OBJECTIVE ▸
Return nothing but the lines from the line with "Give me the" through the last line of the entries that follow, copied exactly and free of pictures.

TASK INPUTS ▸
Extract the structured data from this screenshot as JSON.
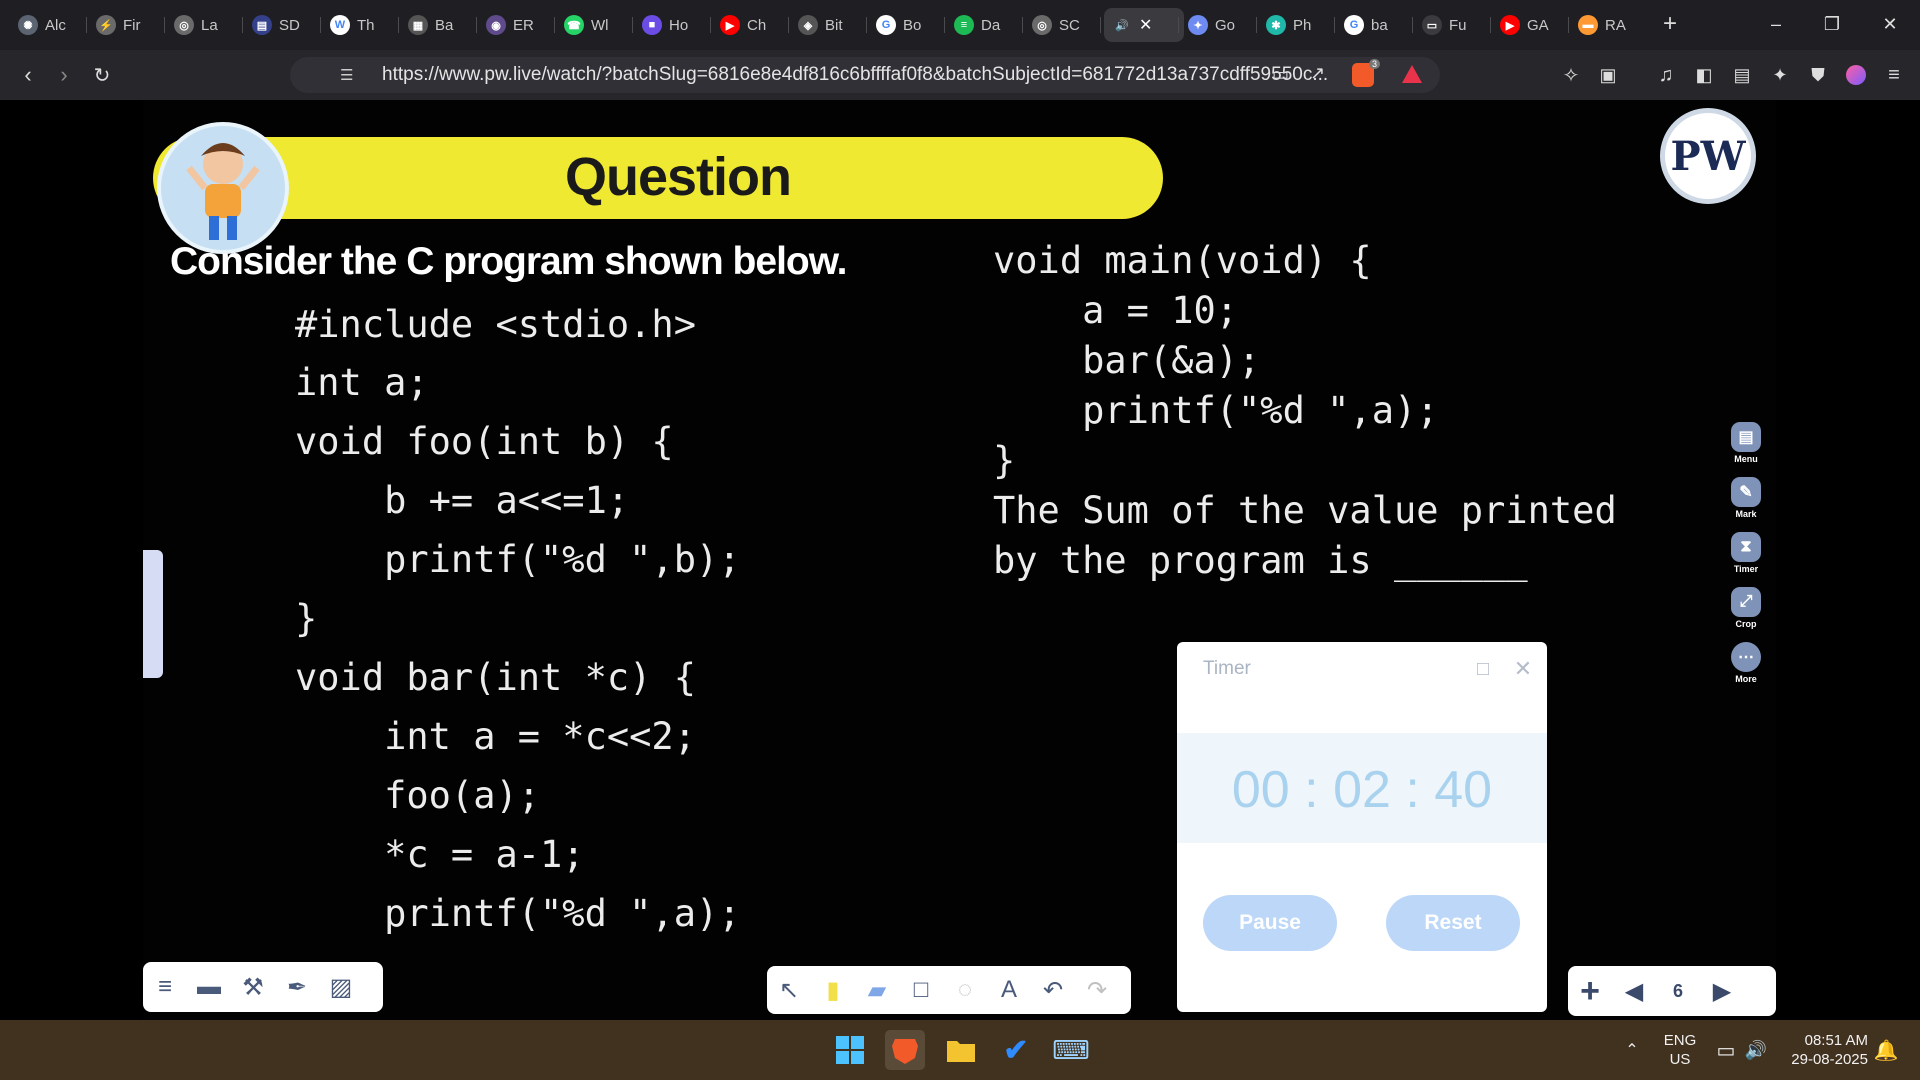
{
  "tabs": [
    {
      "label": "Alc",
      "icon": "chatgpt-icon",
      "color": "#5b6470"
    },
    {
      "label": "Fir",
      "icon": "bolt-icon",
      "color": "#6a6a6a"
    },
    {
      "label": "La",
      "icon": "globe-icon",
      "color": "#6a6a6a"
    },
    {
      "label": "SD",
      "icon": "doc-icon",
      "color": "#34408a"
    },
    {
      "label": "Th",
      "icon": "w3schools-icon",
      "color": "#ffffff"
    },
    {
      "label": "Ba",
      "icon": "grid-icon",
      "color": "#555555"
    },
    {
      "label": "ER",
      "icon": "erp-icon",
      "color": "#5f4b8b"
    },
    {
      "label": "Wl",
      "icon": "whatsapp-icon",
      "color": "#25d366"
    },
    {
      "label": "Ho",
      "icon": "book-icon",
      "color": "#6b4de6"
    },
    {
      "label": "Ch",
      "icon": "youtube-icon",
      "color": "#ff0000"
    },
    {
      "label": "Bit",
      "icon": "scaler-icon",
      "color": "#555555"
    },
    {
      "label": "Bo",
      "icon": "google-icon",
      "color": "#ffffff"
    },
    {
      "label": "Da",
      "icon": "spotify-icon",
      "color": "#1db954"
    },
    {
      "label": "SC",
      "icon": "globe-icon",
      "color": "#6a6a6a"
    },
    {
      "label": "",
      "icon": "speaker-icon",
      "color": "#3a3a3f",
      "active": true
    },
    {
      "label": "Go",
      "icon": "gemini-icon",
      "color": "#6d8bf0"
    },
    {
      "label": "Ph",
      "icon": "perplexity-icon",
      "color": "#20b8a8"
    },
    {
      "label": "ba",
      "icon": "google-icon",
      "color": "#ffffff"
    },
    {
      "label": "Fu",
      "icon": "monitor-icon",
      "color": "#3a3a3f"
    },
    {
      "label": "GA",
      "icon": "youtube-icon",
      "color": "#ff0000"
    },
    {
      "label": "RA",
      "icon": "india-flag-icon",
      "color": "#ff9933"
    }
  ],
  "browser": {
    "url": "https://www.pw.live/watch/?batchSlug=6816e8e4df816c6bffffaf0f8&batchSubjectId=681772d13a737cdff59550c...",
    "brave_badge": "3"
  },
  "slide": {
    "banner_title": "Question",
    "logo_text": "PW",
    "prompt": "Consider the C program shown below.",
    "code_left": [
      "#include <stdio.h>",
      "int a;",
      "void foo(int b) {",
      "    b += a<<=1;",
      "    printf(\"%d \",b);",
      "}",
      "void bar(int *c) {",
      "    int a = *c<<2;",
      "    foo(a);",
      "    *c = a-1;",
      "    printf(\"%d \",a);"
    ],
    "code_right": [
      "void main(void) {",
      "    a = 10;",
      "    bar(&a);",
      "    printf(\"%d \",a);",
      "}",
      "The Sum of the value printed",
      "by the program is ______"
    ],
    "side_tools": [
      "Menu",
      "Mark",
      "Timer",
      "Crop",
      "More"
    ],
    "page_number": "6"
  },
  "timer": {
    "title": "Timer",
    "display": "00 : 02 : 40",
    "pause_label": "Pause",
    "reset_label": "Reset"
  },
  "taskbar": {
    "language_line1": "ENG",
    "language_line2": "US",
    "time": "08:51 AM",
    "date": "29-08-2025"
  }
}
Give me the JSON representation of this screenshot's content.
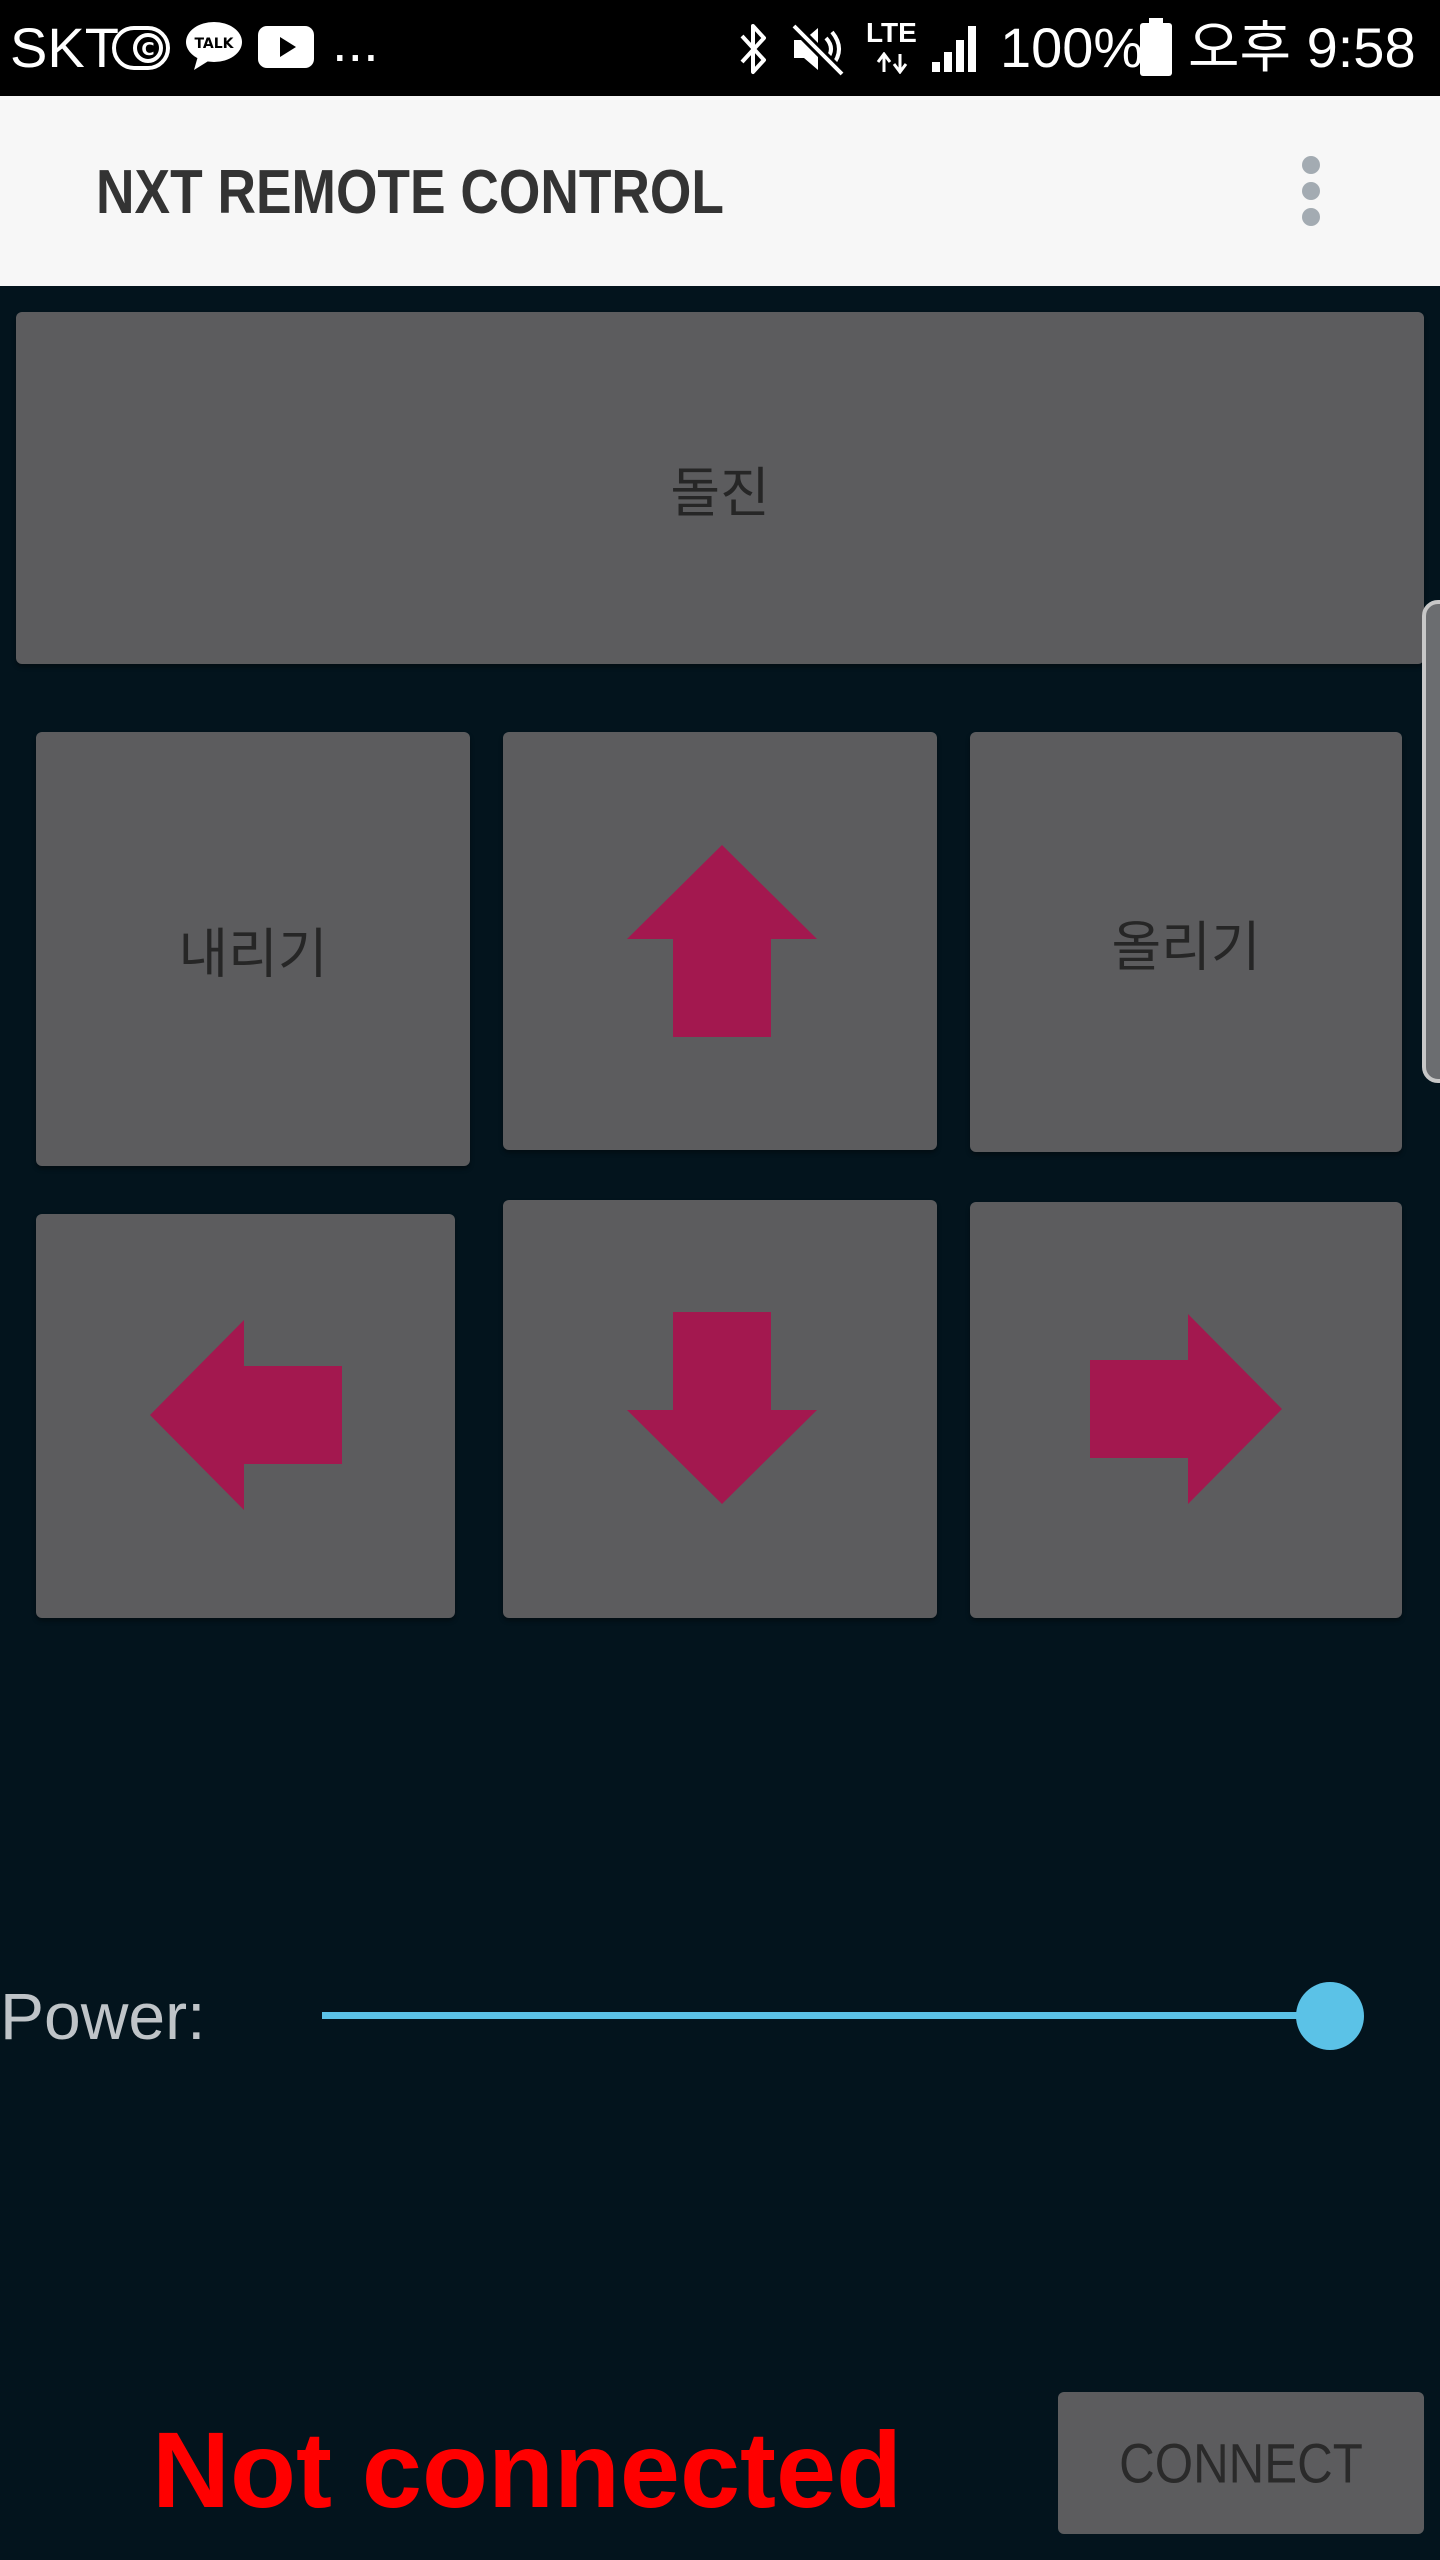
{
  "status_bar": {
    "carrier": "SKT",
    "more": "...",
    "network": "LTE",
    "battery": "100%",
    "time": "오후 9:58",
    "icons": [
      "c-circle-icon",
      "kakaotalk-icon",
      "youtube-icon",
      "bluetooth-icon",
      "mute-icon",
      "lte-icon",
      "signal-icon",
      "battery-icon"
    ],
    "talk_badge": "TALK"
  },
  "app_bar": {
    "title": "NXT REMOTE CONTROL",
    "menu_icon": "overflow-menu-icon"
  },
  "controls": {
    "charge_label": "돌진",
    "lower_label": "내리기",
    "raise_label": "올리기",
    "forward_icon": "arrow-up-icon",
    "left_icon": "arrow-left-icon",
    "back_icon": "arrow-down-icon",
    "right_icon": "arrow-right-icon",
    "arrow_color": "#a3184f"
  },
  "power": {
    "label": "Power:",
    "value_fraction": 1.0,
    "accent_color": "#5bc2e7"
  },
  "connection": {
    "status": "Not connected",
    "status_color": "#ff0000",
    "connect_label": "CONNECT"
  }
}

ANSWER ▸
Give me the JSON representation of this screenshot's content.
{
  "status_bar": {
    "carrier": "SKT",
    "more": "...",
    "network": "LTE",
    "battery": "100%",
    "time": "오후 9:58",
    "icons": [
      "c-circle-icon",
      "kakaotalk-icon",
      "youtube-icon",
      "bluetooth-icon",
      "mute-icon",
      "lte-icon",
      "signal-icon",
      "battery-icon"
    ],
    "talk_badge": "TALK"
  },
  "app_bar": {
    "title": "NXT REMOTE CONTROL",
    "menu_icon": "overflow-menu-icon"
  },
  "controls": {
    "charge_label": "돌진",
    "lower_label": "내리기",
    "raise_label": "올리기",
    "forward_icon": "arrow-up-icon",
    "left_icon": "arrow-left-icon",
    "back_icon": "arrow-down-icon",
    "right_icon": "arrow-right-icon",
    "arrow_color": "#a3184f"
  },
  "power": {
    "label": "Power:",
    "value_fraction": 1.0,
    "accent_color": "#5bc2e7"
  },
  "connection": {
    "status": "Not connected",
    "status_color": "#ff0000",
    "connect_label": "CONNECT"
  }
}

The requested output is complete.